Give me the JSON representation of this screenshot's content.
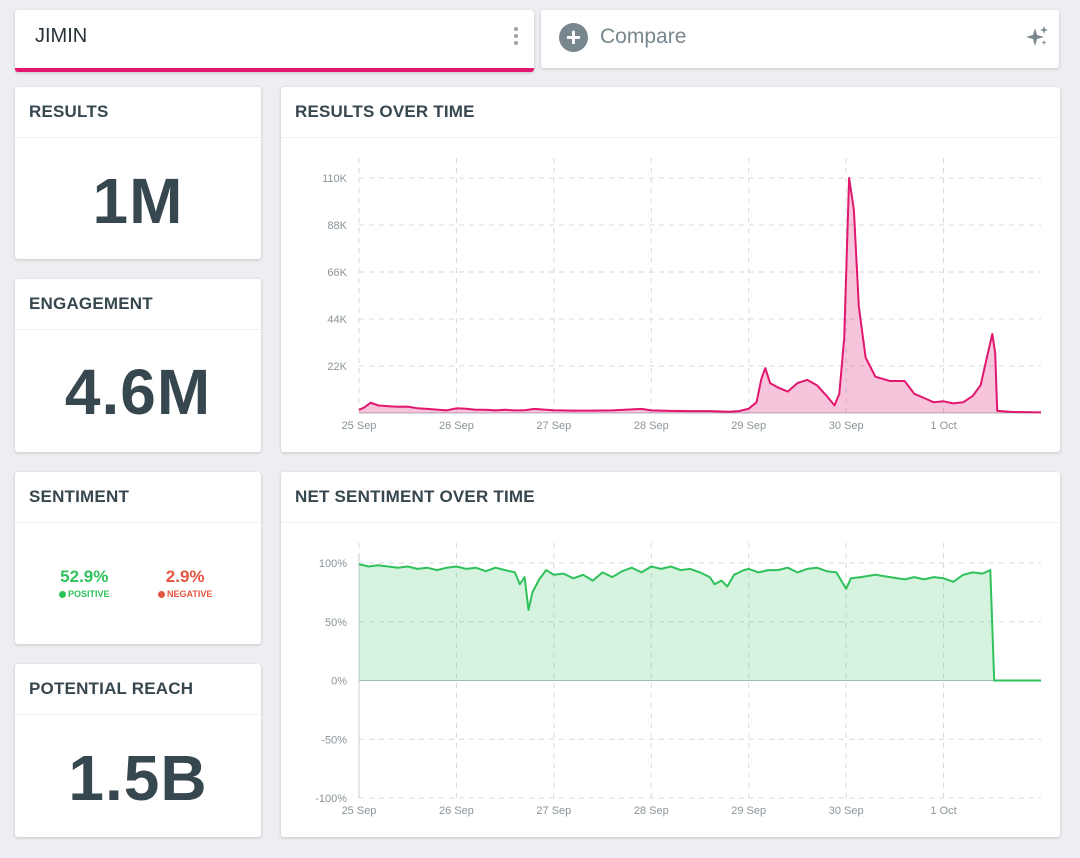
{
  "query": {
    "name": "JIMIN"
  },
  "compare": {
    "label": "Compare"
  },
  "colors": {
    "accent": "#e0166f",
    "positive": "#2fc25b",
    "negative": "#e55541",
    "text": "#37474f"
  },
  "metrics": {
    "results": {
      "title": "RESULTS",
      "value": "1M"
    },
    "engagement": {
      "title": "ENGAGEMENT",
      "value": "4.6M"
    },
    "sentiment": {
      "title": "SENTIMENT",
      "positive_pct": "52.9%",
      "positive_label": "POSITIVE",
      "negative_pct": "2.9%",
      "negative_label": "NEGATIVE"
    },
    "reach": {
      "title": "POTENTIAL REACH",
      "value": "1.5B"
    }
  },
  "icons": [
    "more-vert-icon",
    "plus-circle-icon",
    "sparkle-icon",
    "positive-dot-icon",
    "negative-dot-icon"
  ],
  "chart_data": [
    {
      "type": "area",
      "title": "RESULTS OVER TIME",
      "x_ticks": [
        "25 Sep",
        "26 Sep",
        "27 Sep",
        "28 Sep",
        "29 Sep",
        "30 Sep",
        "1 Oct"
      ],
      "y_ticks": [
        "110K",
        "88K",
        "66K",
        "44K",
        "22K"
      ],
      "ylim": [
        0,
        110000
      ],
      "xlim": [
        0,
        7
      ],
      "grid": true,
      "color": "#e0166f",
      "series": [
        {
          "points": [
            [
              0.0,
              1500
            ],
            [
              0.05,
              2500
            ],
            [
              0.12,
              4800
            ],
            [
              0.2,
              3500
            ],
            [
              0.3,
              3200
            ],
            [
              0.4,
              2900
            ],
            [
              0.5,
              3000
            ],
            [
              0.6,
              2200
            ],
            [
              0.7,
              1900
            ],
            [
              0.8,
              1600
            ],
            [
              0.9,
              1200
            ],
            [
              1.0,
              2200
            ],
            [
              1.1,
              2000
            ],
            [
              1.2,
              1500
            ],
            [
              1.3,
              1500
            ],
            [
              1.4,
              1200
            ],
            [
              1.5,
              1500
            ],
            [
              1.6,
              1200
            ],
            [
              1.7,
              1300
            ],
            [
              1.8,
              1900
            ],
            [
              1.9,
              1600
            ],
            [
              2.0,
              1300
            ],
            [
              2.2,
              1100
            ],
            [
              2.4,
              1100
            ],
            [
              2.6,
              1200
            ],
            [
              2.8,
              1700
            ],
            [
              2.9,
              1900
            ],
            [
              3.0,
              1200
            ],
            [
              3.2,
              1000
            ],
            [
              3.4,
              900
            ],
            [
              3.6,
              900
            ],
            [
              3.8,
              600
            ],
            [
              3.9,
              900
            ],
            [
              4.0,
              2000
            ],
            [
              4.08,
              5000
            ],
            [
              4.13,
              16000
            ],
            [
              4.17,
              21000
            ],
            [
              4.22,
              14000
            ],
            [
              4.3,
              12000
            ],
            [
              4.4,
              10000
            ],
            [
              4.5,
              14000
            ],
            [
              4.6,
              15500
            ],
            [
              4.7,
              13000
            ],
            [
              4.8,
              8000
            ],
            [
              4.88,
              3500
            ],
            [
              4.93,
              9000
            ],
            [
              4.98,
              35000
            ],
            [
              5.03,
              110000
            ],
            [
              5.08,
              95000
            ],
            [
              5.13,
              50000
            ],
            [
              5.2,
              26000
            ],
            [
              5.3,
              17000
            ],
            [
              5.45,
              15000
            ],
            [
              5.6,
              15000
            ],
            [
              5.7,
              9000
            ],
            [
              5.8,
              7000
            ],
            [
              5.9,
              5000
            ],
            [
              6.0,
              5500
            ],
            [
              6.1,
              4500
            ],
            [
              6.2,
              5000
            ],
            [
              6.3,
              8000
            ],
            [
              6.38,
              13000
            ],
            [
              6.45,
              27000
            ],
            [
              6.5,
              37000
            ],
            [
              6.53,
              28000
            ],
            [
              6.55,
              1000
            ],
            [
              6.7,
              500
            ],
            [
              7.0,
              300
            ]
          ]
        }
      ]
    },
    {
      "type": "area",
      "title": "NET SENTIMENT OVER TIME",
      "x_ticks": [
        "25 Sep",
        "26 Sep",
        "27 Sep",
        "28 Sep",
        "29 Sep",
        "30 Sep",
        "1 Oct"
      ],
      "y_ticks": [
        "100%",
        "50%",
        "0%",
        "-50%",
        "-100%"
      ],
      "ylim": [
        -100,
        100
      ],
      "xlim": [
        0,
        7
      ],
      "grid": true,
      "color": "#2fc25b",
      "series": [
        {
          "points": [
            [
              0.0,
              99
            ],
            [
              0.1,
              97
            ],
            [
              0.2,
              98
            ],
            [
              0.3,
              97
            ],
            [
              0.4,
              96
            ],
            [
              0.5,
              97
            ],
            [
              0.6,
              95
            ],
            [
              0.7,
              96
            ],
            [
              0.8,
              94
            ],
            [
              0.9,
              96
            ],
            [
              1.0,
              97
            ],
            [
              1.1,
              95
            ],
            [
              1.2,
              96
            ],
            [
              1.3,
              93
            ],
            [
              1.4,
              96
            ],
            [
              1.5,
              94
            ],
            [
              1.6,
              92
            ],
            [
              1.65,
              82
            ],
            [
              1.7,
              88
            ],
            [
              1.74,
              60
            ],
            [
              1.78,
              75
            ],
            [
              1.85,
              86
            ],
            [
              1.92,
              94
            ],
            [
              2.0,
              90
            ],
            [
              2.1,
              91
            ],
            [
              2.2,
              87
            ],
            [
              2.3,
              90
            ],
            [
              2.4,
              85
            ],
            [
              2.5,
              92
            ],
            [
              2.6,
              88
            ],
            [
              2.7,
              93
            ],
            [
              2.8,
              96
            ],
            [
              2.9,
              92
            ],
            [
              3.0,
              97
            ],
            [
              3.1,
              95
            ],
            [
              3.2,
              97
            ],
            [
              3.3,
              94
            ],
            [
              3.4,
              95
            ],
            [
              3.5,
              92
            ],
            [
              3.6,
              88
            ],
            [
              3.65,
              82
            ],
            [
              3.72,
              85
            ],
            [
              3.78,
              80
            ],
            [
              3.85,
              90
            ],
            [
              3.95,
              94
            ],
            [
              4.0,
              95
            ],
            [
              4.1,
              92
            ],
            [
              4.2,
              94
            ],
            [
              4.3,
              94
            ],
            [
              4.4,
              96
            ],
            [
              4.5,
              92
            ],
            [
              4.6,
              95
            ],
            [
              4.7,
              96
            ],
            [
              4.8,
              93
            ],
            [
              4.9,
              92
            ],
            [
              4.95,
              85
            ],
            [
              5.0,
              78
            ],
            [
              5.05,
              87
            ],
            [
              5.15,
              88
            ],
            [
              5.3,
              90
            ],
            [
              5.45,
              88
            ],
            [
              5.6,
              86
            ],
            [
              5.7,
              88
            ],
            [
              5.8,
              86
            ],
            [
              5.9,
              88
            ],
            [
              6.0,
              87
            ],
            [
              6.1,
              84
            ],
            [
              6.2,
              90
            ],
            [
              6.3,
              92
            ],
            [
              6.4,
              91
            ],
            [
              6.48,
              94
            ],
            [
              6.52,
              0
            ],
            [
              7.0,
              0
            ]
          ]
        }
      ]
    }
  ]
}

= = = =

**Task statement:**
Take the listing and print it again exactly, but without any pictures.

**Result of this exercise:**
Give me the JSON representation of this screenshot's content.
{
  "query": {
    "name": "JIMIN"
  },
  "compare": {
    "label": "Compare"
  },
  "colors": {
    "accent": "#e0166f",
    "positive": "#2fc25b",
    "negative": "#e55541",
    "text": "#37474f"
  },
  "metrics": {
    "results": {
      "title": "RESULTS",
      "value": "1M"
    },
    "engagement": {
      "title": "ENGAGEMENT",
      "value": "4.6M"
    },
    "sentiment": {
      "title": "SENTIMENT",
      "positive_pct": "52.9%",
      "positive_label": "POSITIVE",
      "negative_pct": "2.9%",
      "negative_label": "NEGATIVE"
    },
    "reach": {
      "title": "POTENTIAL REACH",
      "value": "1.5B"
    }
  },
  "icons": [
    "more-vert-icon",
    "plus-circle-icon",
    "sparkle-icon",
    "positive-dot-icon",
    "negative-dot-icon"
  ],
  "chart_data": [
    {
      "type": "area",
      "title": "RESULTS OVER TIME",
      "x_ticks": [
        "25 Sep",
        "26 Sep",
        "27 Sep",
        "28 Sep",
        "29 Sep",
        "30 Sep",
        "1 Oct"
      ],
      "y_ticks": [
        "110K",
        "88K",
        "66K",
        "44K",
        "22K"
      ],
      "ylim": [
        0,
        110000
      ],
      "xlim": [
        0,
        7
      ],
      "grid": true,
      "color": "#e0166f",
      "series": [
        {
          "points": [
            [
              0.0,
              1500
            ],
            [
              0.05,
              2500
            ],
            [
              0.12,
              4800
            ],
            [
              0.2,
              3500
            ],
            [
              0.3,
              3200
            ],
            [
              0.4,
              2900
            ],
            [
              0.5,
              3000
            ],
            [
              0.6,
              2200
            ],
            [
              0.7,
              1900
            ],
            [
              0.8,
              1600
            ],
            [
              0.9,
              1200
            ],
            [
              1.0,
              2200
            ],
            [
              1.1,
              2000
            ],
            [
              1.2,
              1500
            ],
            [
              1.3,
              1500
            ],
            [
              1.4,
              1200
            ],
            [
              1.5,
              1500
            ],
            [
              1.6,
              1200
            ],
            [
              1.7,
              1300
            ],
            [
              1.8,
              1900
            ],
            [
              1.9,
              1600
            ],
            [
              2.0,
              1300
            ],
            [
              2.2,
              1100
            ],
            [
              2.4,
              1100
            ],
            [
              2.6,
              1200
            ],
            [
              2.8,
              1700
            ],
            [
              2.9,
              1900
            ],
            [
              3.0,
              1200
            ],
            [
              3.2,
              1000
            ],
            [
              3.4,
              900
            ],
            [
              3.6,
              900
            ],
            [
              3.8,
              600
            ],
            [
              3.9,
              900
            ],
            [
              4.0,
              2000
            ],
            [
              4.08,
              5000
            ],
            [
              4.13,
              16000
            ],
            [
              4.17,
              21000
            ],
            [
              4.22,
              14000
            ],
            [
              4.3,
              12000
            ],
            [
              4.4,
              10000
            ],
            [
              4.5,
              14000
            ],
            [
              4.6,
              15500
            ],
            [
              4.7,
              13000
            ],
            [
              4.8,
              8000
            ],
            [
              4.88,
              3500
            ],
            [
              4.93,
              9000
            ],
            [
              4.98,
              35000
            ],
            [
              5.03,
              110000
            ],
            [
              5.08,
              95000
            ],
            [
              5.13,
              50000
            ],
            [
              5.2,
              26000
            ],
            [
              5.3,
              17000
            ],
            [
              5.45,
              15000
            ],
            [
              5.6,
              15000
            ],
            [
              5.7,
              9000
            ],
            [
              5.8,
              7000
            ],
            [
              5.9,
              5000
            ],
            [
              6.0,
              5500
            ],
            [
              6.1,
              4500
            ],
            [
              6.2,
              5000
            ],
            [
              6.3,
              8000
            ],
            [
              6.38,
              13000
            ],
            [
              6.45,
              27000
            ],
            [
              6.5,
              37000
            ],
            [
              6.53,
              28000
            ],
            [
              6.55,
              1000
            ],
            [
              6.7,
              500
            ],
            [
              7.0,
              300
            ]
          ]
        }
      ]
    },
    {
      "type": "area",
      "title": "NET SENTIMENT OVER TIME",
      "x_ticks": [
        "25 Sep",
        "26 Sep",
        "27 Sep",
        "28 Sep",
        "29 Sep",
        "30 Sep",
        "1 Oct"
      ],
      "y_ticks": [
        "100%",
        "50%",
        "0%",
        "-50%",
        "-100%"
      ],
      "ylim": [
        -100,
        100
      ],
      "xlim": [
        0,
        7
      ],
      "grid": true,
      "color": "#2fc25b",
      "series": [
        {
          "points": [
            [
              0.0,
              99
            ],
            [
              0.1,
              97
            ],
            [
              0.2,
              98
            ],
            [
              0.3,
              97
            ],
            [
              0.4,
              96
            ],
            [
              0.5,
              97
            ],
            [
              0.6,
              95
            ],
            [
              0.7,
              96
            ],
            [
              0.8,
              94
            ],
            [
              0.9,
              96
            ],
            [
              1.0,
              97
            ],
            [
              1.1,
              95
            ],
            [
              1.2,
              96
            ],
            [
              1.3,
              93
            ],
            [
              1.4,
              96
            ],
            [
              1.5,
              94
            ],
            [
              1.6,
              92
            ],
            [
              1.65,
              82
            ],
            [
              1.7,
              88
            ],
            [
              1.74,
              60
            ],
            [
              1.78,
              75
            ],
            [
              1.85,
              86
            ],
            [
              1.92,
              94
            ],
            [
              2.0,
              90
            ],
            [
              2.1,
              91
            ],
            [
              2.2,
              87
            ],
            [
              2.3,
              90
            ],
            [
              2.4,
              85
            ],
            [
              2.5,
              92
            ],
            [
              2.6,
              88
            ],
            [
              2.7,
              93
            ],
            [
              2.8,
              96
            ],
            [
              2.9,
              92
            ],
            [
              3.0,
              97
            ],
            [
              3.1,
              95
            ],
            [
              3.2,
              97
            ],
            [
              3.3,
              94
            ],
            [
              3.4,
              95
            ],
            [
              3.5,
              92
            ],
            [
              3.6,
              88
            ],
            [
              3.65,
              82
            ],
            [
              3.72,
              85
            ],
            [
              3.78,
              80
            ],
            [
              3.85,
              90
            ],
            [
              3.95,
              94
            ],
            [
              4.0,
              95
            ],
            [
              4.1,
              92
            ],
            [
              4.2,
              94
            ],
            [
              4.3,
              94
            ],
            [
              4.4,
              96
            ],
            [
              4.5,
              92
            ],
            [
              4.6,
              95
            ],
            [
              4.7,
              96
            ],
            [
              4.8,
              93
            ],
            [
              4.9,
              92
            ],
            [
              4.95,
              85
            ],
            [
              5.0,
              78
            ],
            [
              5.05,
              87
            ],
            [
              5.15,
              88
            ],
            [
              5.3,
              90
            ],
            [
              5.45,
              88
            ],
            [
              5.6,
              86
            ],
            [
              5.7,
              88
            ],
            [
              5.8,
              86
            ],
            [
              5.9,
              88
            ],
            [
              6.0,
              87
            ],
            [
              6.1,
              84
            ],
            [
              6.2,
              90
            ],
            [
              6.3,
              92
            ],
            [
              6.4,
              91
            ],
            [
              6.48,
              94
            ],
            [
              6.52,
              0
            ],
            [
              7.0,
              0
            ]
          ]
        }
      ]
    }
  ]
}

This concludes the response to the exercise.